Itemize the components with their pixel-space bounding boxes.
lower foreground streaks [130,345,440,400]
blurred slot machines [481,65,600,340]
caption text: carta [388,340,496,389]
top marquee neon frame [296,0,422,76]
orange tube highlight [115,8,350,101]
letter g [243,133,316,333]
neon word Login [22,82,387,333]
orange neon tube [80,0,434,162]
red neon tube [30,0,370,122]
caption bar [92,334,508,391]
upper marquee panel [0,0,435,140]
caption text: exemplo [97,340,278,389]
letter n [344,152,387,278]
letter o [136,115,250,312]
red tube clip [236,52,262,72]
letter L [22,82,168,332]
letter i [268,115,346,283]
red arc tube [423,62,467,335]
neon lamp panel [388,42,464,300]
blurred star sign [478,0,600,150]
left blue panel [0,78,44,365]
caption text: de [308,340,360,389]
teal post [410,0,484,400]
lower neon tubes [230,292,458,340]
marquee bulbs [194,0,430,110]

— Set problem —
Extract every line of the records above, and reproduce each one word for word and in its original order.

— Answer to this problem —
Itemize the components with their pixel-space bounding boxes.
lower foreground streaks [130,345,440,400]
blurred slot machines [481,65,600,340]
caption text: carta [388,340,496,389]
top marquee neon frame [296,0,422,76]
orange tube highlight [115,8,350,101]
letter g [243,133,316,333]
neon word Login [22,82,387,333]
orange neon tube [80,0,434,162]
red neon tube [30,0,370,122]
caption bar [92,334,508,391]
upper marquee panel [0,0,435,140]
caption text: exemplo [97,340,278,389]
letter n [344,152,387,278]
letter o [136,115,250,312]
red tube clip [236,52,262,72]
letter L [22,82,168,332]
letter i [268,115,346,283]
red arc tube [423,62,467,335]
neon lamp panel [388,42,464,300]
blurred star sign [478,0,600,150]
left blue panel [0,78,44,365]
caption text: de [308,340,360,389]
teal post [410,0,484,400]
lower neon tubes [230,292,458,340]
marquee bulbs [194,0,430,110]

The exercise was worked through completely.